== WHAT YOU HAVE TO DO ==
Summarize the call transcript in two sentences.

== EXTRACT ==
▬▬▬▬▬▬▬▬▬▬

Thank you. We will now begin the question-and-answer session. [Operator Instructions] Our first question comes from Dan Rollins of RBC Capital Markets. Please go ahead.

Dan Rollins

Analyst · RBC Capital Markets. Please go ahead

Yes. Thanks very much. Steve, I was wondering if you could comment on Saramacca and potential to increase your ownership stake there before above 70%, maybe get it back to 95%, in line with the regular Rosebel, the main concession there?

Steve Letwin

Analyst · RBC Capital Markets. Please go ahead

I would say, Dan, there is as an excellent opportunity to do that.

Dan Rollins

Analyst · RBC Capital Markets. Please go ahead

Okay. And is this -- is the UJV structured on a concession-by-concession basis or if you were to trigger a larger increase would have to be for all the concession?

Steve Letwin

Analyst · RBC Capital Markets. Please go ahead

It would be on a concession-by-concession basis. But, I would tell you the relationship with the government is very strong. I would say, it’s the strongest it’s ever been. And I would tell you that the potential to form a new gold district there is very high. And we’re hopeful that we will be able to progress that. But, it’s not just about Saramacca, it’s about the extension of Sarafina that Craig talked about, and there are concessions around Saramacca that look as prolific or greater in terms of potential resources. And it’s an opportunity for us, 20 to 25 kilometers from a mill that was paid for seven years ago, to really leverage the economics at Rosebel. So, I would tell you that there is great opportunity there. And we’re well in to discussions to try and move that ahead. I can’t promise anything, there are no guarantees, as you know, but I would tell you the structure of this would be great for the government of Suriname and certainly great for the shareholders of IAMGOLD.

Dan Rollins

Analyst · RBC Capital Markets. Please go ahead

Okay. And just given the talk around Sarafina and some of the other confessions, does this indicate that you sort of moved towards building a rail as the ultimate linkage for the transport system there or are you still in progress to between rail and trucking?

Gord Stothart

Analyst · RBC Capital Markets. Please go ahead

Yes. It’s Gord here, Dan. That’s a subject of a study [ph] that’s underway right now. And obviously, part of the consideration there is the potential to add additional ore tonnes in the district and how does that influence the decision. So, it’s a key piece of the analysis. I mean, we did preliminary analysis early on sort of desktop stuff going at it a little more completely together with an external firm right now.

Dan Rollins

Analyst · RBC Capital Markets. Please go ahead

Okay. And Steve, maybe you could comment on. I know you put some numbers, you’ve talked about it and I understand the situation there. But, when do you actually have to make a hard decision to put this mine on care and maintenance to preserve the optionality there, like what’s that deadline. I know, like we talked last year with sort of beginning of this year sort of the drop dead date and now we’re sort of pass that. How long can you continue this sort of back and forth with the government before you have to start to play hardball?

▬▬▬▬▬▬▬▬▬▬

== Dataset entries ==
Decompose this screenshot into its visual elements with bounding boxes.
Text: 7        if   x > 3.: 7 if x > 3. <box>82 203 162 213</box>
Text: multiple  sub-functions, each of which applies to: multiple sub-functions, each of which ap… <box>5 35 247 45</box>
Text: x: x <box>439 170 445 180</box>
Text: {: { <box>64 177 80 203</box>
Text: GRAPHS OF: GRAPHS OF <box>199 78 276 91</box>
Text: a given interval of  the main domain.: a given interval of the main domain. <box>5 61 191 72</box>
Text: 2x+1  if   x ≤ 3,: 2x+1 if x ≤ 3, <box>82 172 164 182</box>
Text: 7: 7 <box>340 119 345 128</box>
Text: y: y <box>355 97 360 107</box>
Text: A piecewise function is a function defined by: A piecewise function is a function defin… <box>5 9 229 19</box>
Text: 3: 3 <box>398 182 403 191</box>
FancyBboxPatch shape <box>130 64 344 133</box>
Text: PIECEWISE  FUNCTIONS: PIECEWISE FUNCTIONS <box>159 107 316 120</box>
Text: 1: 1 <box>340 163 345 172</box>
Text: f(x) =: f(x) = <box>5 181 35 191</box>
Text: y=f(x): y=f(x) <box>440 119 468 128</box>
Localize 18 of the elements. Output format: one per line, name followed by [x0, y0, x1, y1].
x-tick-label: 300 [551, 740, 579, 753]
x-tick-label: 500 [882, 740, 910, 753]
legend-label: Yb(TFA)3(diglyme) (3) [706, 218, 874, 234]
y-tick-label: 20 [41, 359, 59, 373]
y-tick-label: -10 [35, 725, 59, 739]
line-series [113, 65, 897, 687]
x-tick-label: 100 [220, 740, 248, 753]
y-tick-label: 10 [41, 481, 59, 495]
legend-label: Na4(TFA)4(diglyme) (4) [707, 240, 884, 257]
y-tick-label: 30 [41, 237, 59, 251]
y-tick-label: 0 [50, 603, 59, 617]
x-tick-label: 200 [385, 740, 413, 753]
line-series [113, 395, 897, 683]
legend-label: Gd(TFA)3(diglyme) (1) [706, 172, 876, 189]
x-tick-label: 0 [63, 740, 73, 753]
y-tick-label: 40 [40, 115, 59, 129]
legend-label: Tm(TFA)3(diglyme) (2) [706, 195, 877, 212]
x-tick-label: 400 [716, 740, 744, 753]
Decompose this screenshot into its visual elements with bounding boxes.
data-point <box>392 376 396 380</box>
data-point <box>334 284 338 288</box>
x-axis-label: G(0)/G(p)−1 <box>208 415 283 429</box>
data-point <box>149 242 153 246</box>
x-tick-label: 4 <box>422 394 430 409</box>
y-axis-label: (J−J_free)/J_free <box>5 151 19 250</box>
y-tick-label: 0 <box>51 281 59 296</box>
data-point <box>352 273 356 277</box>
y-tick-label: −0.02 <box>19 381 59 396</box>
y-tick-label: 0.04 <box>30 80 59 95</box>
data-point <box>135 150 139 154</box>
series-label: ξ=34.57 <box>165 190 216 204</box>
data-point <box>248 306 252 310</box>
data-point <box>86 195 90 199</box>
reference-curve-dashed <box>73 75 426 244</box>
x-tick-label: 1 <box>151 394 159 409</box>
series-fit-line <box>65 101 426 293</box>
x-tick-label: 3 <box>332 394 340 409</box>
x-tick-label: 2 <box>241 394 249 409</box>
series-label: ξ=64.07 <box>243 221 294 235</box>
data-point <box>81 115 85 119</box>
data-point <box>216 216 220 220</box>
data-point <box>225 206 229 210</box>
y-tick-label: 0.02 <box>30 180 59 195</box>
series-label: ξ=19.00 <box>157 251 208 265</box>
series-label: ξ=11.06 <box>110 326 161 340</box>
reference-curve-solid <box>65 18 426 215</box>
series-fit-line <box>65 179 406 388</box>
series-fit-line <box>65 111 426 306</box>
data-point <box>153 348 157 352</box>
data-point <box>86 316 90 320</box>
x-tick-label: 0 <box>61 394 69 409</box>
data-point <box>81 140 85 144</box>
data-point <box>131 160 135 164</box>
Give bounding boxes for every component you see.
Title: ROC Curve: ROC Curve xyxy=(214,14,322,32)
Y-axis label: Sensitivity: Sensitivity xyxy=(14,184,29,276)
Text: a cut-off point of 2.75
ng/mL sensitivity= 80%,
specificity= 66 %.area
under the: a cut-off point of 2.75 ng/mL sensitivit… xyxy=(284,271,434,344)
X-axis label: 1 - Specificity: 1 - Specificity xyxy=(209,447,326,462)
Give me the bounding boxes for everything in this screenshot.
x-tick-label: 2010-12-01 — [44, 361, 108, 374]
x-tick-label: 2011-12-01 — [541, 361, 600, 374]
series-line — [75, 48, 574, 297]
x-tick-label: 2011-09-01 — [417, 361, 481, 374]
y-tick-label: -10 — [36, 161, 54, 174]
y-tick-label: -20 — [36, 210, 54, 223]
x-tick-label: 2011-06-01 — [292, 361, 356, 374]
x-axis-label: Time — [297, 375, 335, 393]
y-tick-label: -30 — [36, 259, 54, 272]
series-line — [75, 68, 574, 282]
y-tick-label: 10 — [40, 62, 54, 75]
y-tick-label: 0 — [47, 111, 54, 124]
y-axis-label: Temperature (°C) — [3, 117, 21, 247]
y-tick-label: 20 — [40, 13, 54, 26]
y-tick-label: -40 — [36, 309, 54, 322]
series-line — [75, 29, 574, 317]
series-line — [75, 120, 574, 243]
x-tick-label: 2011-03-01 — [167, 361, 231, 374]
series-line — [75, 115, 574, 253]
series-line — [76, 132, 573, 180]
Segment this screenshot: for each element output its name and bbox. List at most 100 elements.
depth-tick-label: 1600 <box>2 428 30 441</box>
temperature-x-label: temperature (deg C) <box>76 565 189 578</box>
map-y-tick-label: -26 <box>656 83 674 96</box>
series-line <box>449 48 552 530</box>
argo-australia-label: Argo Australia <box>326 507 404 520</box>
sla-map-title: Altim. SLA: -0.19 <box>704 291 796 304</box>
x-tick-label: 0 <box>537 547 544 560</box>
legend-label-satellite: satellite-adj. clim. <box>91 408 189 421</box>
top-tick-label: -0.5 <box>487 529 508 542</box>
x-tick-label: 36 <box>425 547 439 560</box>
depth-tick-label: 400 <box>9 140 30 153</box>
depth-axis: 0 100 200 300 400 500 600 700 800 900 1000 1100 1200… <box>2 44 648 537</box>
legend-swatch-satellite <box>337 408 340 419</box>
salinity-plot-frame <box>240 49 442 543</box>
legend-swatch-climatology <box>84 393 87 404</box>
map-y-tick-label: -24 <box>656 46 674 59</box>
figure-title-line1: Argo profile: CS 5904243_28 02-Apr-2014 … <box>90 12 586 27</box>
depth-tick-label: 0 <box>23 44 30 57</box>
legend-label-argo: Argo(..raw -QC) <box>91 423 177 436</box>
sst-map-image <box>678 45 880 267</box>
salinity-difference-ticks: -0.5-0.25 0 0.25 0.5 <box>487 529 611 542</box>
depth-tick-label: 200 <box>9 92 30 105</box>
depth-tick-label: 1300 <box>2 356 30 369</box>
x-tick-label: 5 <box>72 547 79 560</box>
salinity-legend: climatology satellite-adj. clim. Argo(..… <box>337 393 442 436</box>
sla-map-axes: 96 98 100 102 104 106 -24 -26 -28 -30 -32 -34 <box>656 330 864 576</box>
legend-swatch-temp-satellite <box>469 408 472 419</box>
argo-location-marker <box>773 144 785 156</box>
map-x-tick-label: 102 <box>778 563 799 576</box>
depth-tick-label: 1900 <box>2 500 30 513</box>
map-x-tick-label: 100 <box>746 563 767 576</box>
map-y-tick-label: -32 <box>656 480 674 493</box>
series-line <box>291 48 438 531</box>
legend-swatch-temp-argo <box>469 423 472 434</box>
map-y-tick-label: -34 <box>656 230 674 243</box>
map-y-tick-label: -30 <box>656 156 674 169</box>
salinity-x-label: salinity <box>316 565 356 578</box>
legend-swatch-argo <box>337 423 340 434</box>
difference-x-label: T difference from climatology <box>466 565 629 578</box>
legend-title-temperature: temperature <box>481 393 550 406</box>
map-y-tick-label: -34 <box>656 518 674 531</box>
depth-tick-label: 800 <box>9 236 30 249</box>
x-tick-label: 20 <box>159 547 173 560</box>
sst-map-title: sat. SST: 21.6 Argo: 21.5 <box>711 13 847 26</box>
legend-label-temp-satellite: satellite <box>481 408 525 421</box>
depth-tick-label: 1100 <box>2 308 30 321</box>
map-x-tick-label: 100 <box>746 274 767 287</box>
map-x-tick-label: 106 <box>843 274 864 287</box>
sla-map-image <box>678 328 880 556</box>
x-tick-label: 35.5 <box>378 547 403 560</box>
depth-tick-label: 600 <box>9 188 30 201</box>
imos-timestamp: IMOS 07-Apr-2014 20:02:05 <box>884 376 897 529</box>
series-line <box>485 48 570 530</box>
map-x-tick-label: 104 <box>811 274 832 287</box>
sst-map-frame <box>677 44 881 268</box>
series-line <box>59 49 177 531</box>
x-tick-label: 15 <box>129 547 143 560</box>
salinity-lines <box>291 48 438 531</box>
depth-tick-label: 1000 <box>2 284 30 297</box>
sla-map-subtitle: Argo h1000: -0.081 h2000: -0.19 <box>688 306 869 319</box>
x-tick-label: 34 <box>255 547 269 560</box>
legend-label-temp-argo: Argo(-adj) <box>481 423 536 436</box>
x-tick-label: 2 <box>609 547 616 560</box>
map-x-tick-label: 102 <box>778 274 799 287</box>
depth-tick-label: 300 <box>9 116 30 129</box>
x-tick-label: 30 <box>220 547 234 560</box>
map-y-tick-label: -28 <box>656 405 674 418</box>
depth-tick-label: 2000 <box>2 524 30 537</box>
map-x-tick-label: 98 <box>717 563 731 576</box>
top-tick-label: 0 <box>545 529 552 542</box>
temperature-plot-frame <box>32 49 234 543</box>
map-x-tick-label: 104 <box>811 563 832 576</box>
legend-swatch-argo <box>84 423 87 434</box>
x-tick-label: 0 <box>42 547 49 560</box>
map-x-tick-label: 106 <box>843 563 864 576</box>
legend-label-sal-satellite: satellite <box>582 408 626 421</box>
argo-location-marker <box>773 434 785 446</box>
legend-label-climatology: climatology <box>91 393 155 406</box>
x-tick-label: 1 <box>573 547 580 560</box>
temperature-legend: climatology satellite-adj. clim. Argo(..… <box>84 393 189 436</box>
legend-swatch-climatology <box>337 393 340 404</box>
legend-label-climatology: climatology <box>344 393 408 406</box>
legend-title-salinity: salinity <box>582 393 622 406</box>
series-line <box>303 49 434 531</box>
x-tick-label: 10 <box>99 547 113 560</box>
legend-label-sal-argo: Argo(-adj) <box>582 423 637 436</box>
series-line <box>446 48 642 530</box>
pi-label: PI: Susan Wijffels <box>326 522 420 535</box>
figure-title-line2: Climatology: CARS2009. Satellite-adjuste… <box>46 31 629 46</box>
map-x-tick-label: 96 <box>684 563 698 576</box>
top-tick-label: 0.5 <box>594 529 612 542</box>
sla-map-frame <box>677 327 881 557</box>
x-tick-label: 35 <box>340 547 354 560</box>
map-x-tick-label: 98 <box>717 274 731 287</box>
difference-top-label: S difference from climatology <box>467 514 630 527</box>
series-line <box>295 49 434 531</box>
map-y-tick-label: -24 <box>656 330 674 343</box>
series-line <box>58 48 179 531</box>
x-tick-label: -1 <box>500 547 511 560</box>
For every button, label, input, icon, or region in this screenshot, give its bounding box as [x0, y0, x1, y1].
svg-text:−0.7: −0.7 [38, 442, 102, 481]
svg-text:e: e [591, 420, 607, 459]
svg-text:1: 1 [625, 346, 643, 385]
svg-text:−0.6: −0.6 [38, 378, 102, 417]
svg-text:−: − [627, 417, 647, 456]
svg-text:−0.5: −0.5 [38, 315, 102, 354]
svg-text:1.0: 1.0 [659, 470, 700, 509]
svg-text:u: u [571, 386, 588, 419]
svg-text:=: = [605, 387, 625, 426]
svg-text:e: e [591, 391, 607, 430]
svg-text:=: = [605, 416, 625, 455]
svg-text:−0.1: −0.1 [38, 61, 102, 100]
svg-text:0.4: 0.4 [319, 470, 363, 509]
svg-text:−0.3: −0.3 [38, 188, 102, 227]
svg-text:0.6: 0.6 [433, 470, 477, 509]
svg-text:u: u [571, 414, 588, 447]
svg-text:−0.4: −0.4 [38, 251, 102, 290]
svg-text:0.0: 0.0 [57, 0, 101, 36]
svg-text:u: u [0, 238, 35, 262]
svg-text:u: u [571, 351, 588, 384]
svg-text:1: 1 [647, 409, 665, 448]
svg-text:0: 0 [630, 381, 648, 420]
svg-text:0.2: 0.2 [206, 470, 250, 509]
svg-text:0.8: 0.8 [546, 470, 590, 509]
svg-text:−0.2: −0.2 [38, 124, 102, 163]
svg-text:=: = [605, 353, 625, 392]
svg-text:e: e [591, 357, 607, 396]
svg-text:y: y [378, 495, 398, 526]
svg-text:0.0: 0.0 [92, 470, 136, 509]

▬▬▬▬▬▬▬▬▬▬

== SOLUTION TO THIS EXERCISE ==
An analyst asks about increasing the ownership stake in Saramacca and is told there is an excellent opportunity to do so, on a concession-by-concession basis, with a very strong relationship with the government and discussions well underway, though with no guarantees. The analyst then asks whether rail or trucking will link the transport system, which is the subject of a study now underway with an external firm, and finally asks when a hard decision to put the mine on care and maintenance would have to be made.